Work to complete: Where a line below holds the string "同时太阳活动也会对地球产生不利影响", copy that line.
------ Given records
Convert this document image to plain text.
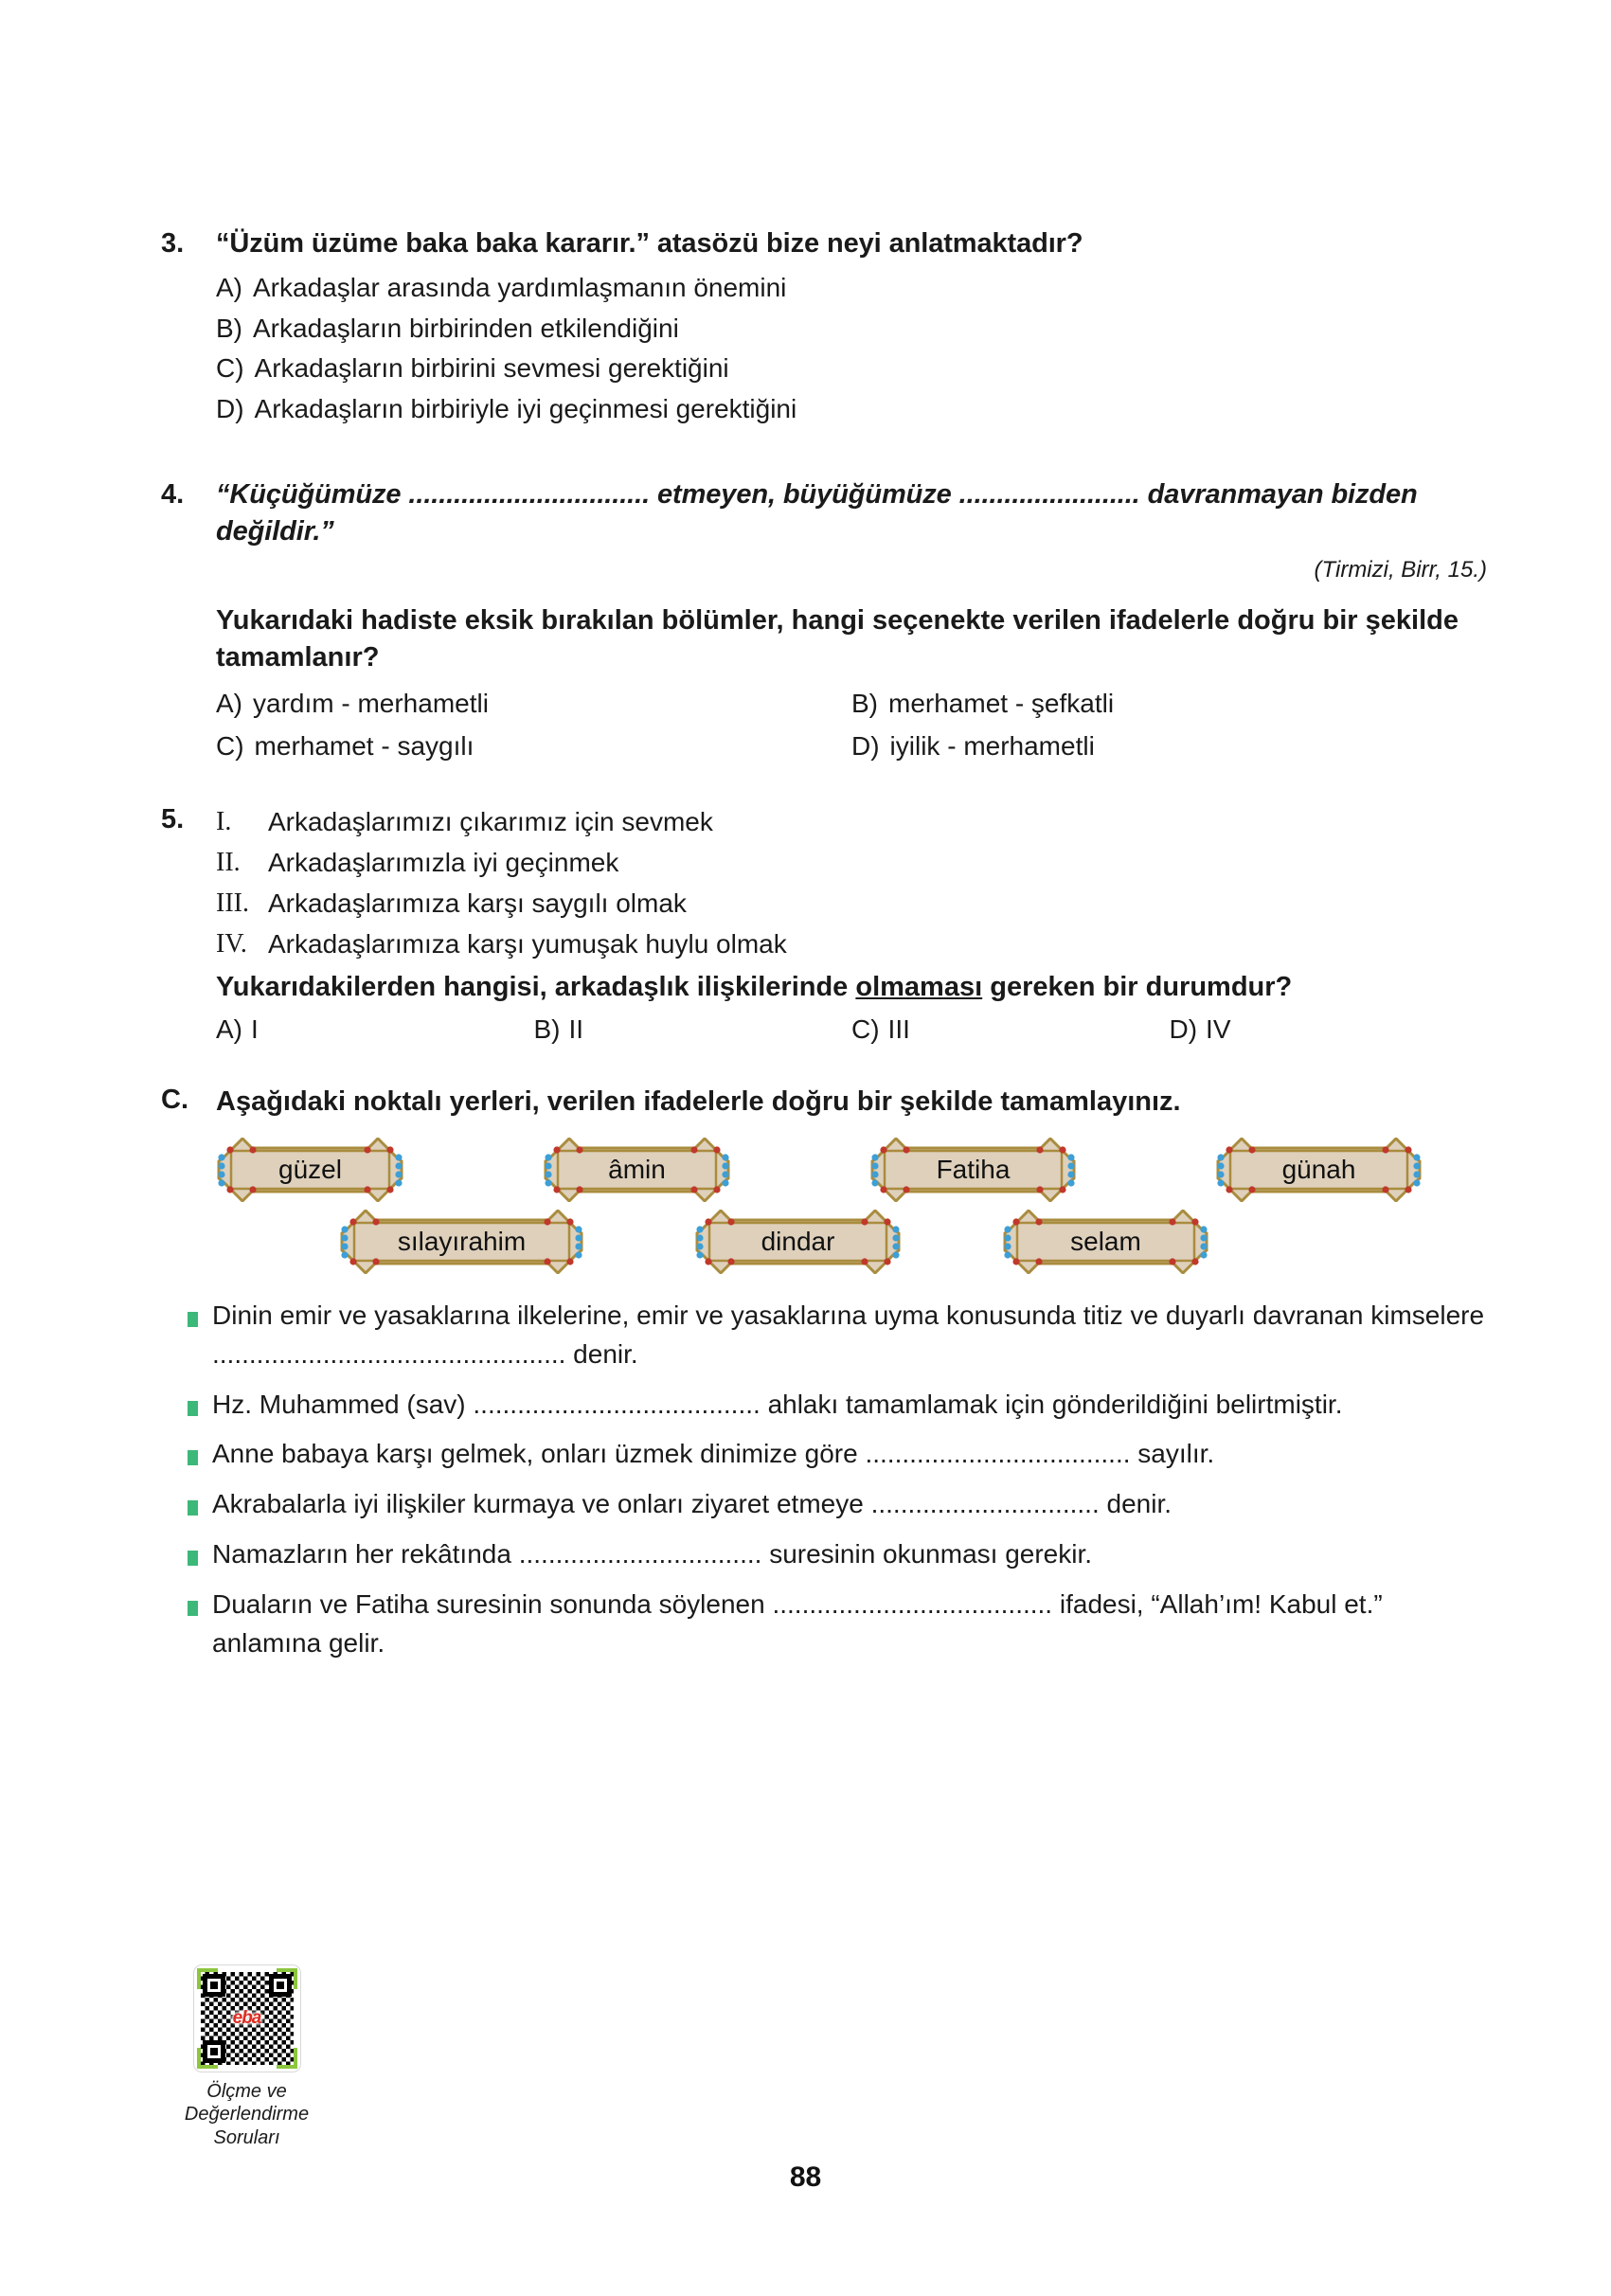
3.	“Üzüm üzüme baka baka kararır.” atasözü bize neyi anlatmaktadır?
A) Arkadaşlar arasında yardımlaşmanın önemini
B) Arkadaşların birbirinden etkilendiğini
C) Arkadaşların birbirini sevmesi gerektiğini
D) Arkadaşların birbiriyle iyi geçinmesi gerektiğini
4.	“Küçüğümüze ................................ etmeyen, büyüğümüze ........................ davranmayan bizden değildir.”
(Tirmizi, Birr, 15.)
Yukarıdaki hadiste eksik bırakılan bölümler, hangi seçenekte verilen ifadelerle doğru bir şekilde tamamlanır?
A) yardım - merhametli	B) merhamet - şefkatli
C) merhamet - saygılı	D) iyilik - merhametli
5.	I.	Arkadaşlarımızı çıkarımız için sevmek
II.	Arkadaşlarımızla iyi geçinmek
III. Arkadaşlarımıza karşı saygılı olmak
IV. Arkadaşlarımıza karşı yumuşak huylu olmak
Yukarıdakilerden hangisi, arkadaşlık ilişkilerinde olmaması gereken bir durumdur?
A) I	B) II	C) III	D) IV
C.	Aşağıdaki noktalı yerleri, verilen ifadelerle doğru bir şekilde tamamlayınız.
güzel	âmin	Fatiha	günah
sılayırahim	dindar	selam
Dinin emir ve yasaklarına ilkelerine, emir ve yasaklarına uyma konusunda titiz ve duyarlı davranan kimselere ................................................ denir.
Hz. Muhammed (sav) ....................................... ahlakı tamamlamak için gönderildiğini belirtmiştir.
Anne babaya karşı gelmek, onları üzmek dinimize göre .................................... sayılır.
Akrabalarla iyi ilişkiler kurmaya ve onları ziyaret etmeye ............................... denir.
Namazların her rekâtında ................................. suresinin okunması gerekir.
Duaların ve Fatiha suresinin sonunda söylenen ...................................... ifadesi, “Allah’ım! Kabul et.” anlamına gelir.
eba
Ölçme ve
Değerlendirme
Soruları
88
------------
------ Given records
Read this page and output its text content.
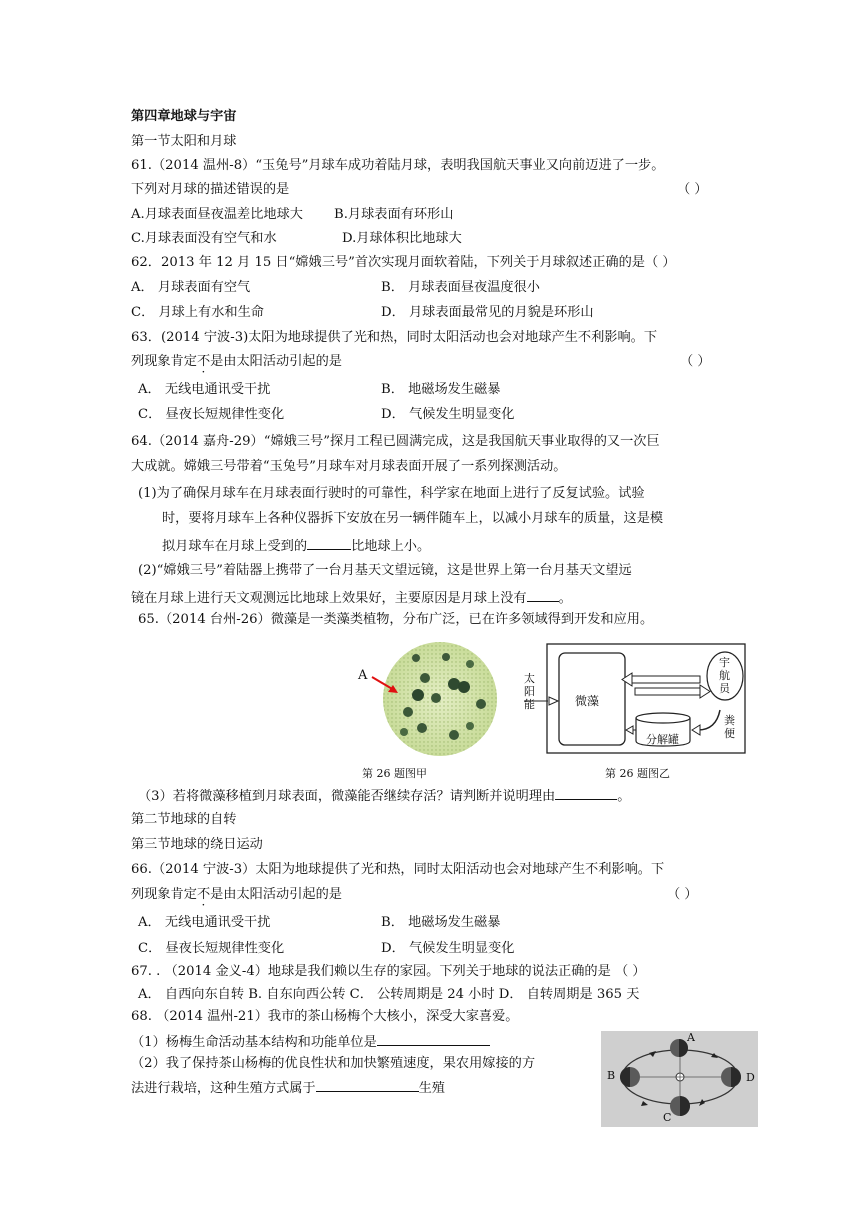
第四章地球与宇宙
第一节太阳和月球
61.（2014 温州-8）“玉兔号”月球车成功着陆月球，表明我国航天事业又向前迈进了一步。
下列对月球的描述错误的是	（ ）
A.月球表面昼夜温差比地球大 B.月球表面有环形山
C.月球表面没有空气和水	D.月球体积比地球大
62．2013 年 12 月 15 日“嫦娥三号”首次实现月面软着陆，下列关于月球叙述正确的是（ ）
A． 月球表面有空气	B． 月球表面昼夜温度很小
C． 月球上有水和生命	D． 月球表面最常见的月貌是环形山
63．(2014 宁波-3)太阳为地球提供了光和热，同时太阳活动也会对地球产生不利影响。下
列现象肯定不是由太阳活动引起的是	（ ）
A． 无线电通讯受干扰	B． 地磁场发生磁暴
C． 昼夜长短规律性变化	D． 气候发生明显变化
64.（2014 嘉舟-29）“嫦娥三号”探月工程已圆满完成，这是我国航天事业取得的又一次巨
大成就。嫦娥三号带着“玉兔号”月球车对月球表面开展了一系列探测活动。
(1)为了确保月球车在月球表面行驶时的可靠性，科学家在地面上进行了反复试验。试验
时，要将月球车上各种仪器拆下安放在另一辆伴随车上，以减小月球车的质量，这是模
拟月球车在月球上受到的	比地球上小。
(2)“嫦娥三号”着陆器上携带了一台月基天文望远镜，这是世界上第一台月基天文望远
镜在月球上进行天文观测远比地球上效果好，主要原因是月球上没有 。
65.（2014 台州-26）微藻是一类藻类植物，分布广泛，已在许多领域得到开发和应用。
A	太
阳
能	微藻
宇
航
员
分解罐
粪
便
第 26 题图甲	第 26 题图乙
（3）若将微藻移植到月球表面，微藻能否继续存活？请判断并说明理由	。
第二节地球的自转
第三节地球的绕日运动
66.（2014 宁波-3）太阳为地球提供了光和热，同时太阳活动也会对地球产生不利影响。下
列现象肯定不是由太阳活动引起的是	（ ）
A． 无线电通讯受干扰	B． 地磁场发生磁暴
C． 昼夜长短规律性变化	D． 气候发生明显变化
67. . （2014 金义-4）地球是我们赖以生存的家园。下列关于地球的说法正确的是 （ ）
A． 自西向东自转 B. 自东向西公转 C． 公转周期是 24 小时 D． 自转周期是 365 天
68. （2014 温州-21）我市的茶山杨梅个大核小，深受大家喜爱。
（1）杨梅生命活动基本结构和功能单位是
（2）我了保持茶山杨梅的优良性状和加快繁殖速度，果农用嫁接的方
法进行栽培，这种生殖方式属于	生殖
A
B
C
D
------------
------ Given records
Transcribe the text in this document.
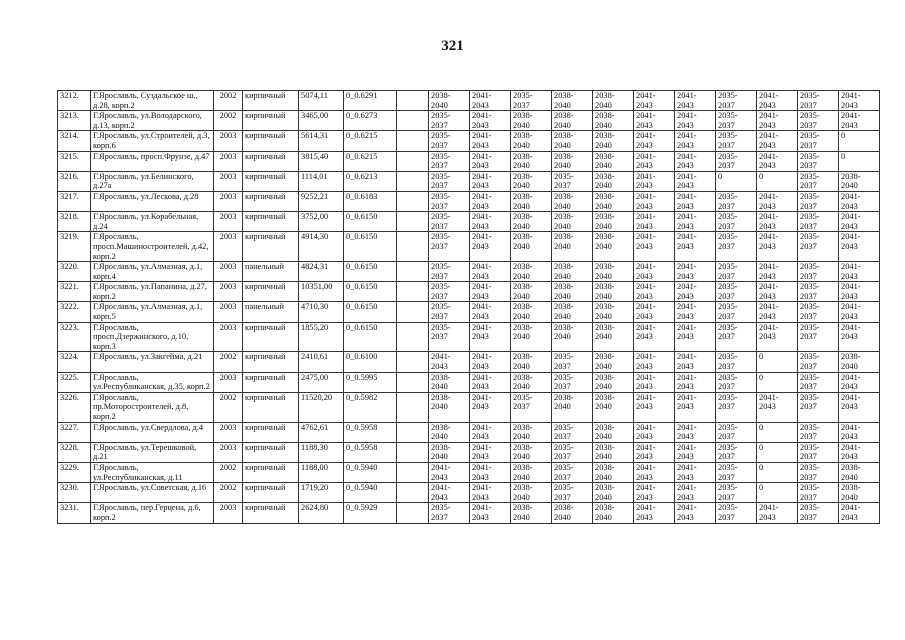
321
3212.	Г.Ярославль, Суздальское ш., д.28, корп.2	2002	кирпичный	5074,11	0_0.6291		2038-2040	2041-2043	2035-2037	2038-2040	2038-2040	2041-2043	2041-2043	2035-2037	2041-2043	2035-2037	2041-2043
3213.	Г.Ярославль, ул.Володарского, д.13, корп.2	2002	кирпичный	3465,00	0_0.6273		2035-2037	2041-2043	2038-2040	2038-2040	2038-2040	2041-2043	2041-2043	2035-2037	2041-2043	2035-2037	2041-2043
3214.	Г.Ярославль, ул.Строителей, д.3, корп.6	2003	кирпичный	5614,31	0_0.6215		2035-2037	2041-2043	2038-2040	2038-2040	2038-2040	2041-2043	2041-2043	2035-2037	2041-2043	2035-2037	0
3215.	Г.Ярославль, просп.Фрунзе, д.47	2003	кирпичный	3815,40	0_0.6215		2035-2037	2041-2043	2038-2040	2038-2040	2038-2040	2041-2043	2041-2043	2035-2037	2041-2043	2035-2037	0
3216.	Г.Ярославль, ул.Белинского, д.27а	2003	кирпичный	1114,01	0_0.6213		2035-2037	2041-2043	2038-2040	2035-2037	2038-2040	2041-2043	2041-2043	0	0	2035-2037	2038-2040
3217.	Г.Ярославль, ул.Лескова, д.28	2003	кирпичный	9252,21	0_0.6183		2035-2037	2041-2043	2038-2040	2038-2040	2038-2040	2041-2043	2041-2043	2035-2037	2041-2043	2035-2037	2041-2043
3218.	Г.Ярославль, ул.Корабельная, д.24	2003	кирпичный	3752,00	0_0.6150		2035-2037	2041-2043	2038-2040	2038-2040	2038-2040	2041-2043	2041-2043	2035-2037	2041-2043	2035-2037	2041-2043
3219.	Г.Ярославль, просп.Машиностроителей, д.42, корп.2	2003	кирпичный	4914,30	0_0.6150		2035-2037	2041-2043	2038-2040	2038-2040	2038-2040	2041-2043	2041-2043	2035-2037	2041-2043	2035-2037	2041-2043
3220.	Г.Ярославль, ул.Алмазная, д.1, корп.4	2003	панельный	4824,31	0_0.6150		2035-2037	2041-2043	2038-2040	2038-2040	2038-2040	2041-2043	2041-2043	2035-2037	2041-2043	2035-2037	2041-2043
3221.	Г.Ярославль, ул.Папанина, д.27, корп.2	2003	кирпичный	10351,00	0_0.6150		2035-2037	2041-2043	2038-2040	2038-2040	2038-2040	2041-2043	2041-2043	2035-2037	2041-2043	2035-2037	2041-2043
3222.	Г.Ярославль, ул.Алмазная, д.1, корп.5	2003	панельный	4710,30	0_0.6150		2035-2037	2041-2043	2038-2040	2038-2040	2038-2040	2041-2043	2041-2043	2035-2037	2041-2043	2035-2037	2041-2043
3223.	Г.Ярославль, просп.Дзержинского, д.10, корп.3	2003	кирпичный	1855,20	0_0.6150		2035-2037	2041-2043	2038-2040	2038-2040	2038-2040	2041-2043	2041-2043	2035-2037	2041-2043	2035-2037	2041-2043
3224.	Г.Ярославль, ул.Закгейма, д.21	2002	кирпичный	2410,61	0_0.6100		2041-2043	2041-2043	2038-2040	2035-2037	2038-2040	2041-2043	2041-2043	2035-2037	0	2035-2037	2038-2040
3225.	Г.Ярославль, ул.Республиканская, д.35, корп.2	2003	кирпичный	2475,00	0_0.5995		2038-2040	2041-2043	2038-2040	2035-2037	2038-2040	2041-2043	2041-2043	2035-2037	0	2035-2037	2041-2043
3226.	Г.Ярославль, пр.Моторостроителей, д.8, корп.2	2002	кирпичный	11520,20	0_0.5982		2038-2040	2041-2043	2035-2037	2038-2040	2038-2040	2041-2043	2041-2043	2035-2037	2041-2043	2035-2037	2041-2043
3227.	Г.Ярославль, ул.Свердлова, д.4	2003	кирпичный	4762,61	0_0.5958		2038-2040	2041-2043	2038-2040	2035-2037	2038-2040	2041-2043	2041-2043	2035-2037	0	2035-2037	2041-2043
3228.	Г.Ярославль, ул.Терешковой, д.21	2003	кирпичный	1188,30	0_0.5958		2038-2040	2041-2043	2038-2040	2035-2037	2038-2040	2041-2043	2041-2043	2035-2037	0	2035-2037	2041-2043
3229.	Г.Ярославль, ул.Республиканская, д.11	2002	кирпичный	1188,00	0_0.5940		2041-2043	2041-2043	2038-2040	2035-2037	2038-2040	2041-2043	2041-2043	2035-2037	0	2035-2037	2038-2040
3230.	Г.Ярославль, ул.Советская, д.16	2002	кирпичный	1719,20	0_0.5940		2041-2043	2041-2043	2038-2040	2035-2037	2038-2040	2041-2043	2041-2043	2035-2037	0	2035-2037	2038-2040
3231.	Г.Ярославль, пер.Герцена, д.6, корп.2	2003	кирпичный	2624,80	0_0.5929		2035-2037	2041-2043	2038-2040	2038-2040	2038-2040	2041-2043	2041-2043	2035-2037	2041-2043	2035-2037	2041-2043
------------
Answer for this exercise:
63．(2014 宁波-3)太阳为地球提供了光和热，同时太阳活动也会对地球产生不利影响。下
66.（2014 宁波-3）太阳为地球提供了光和热，同时太阳活动也会对地球产生不利影响。下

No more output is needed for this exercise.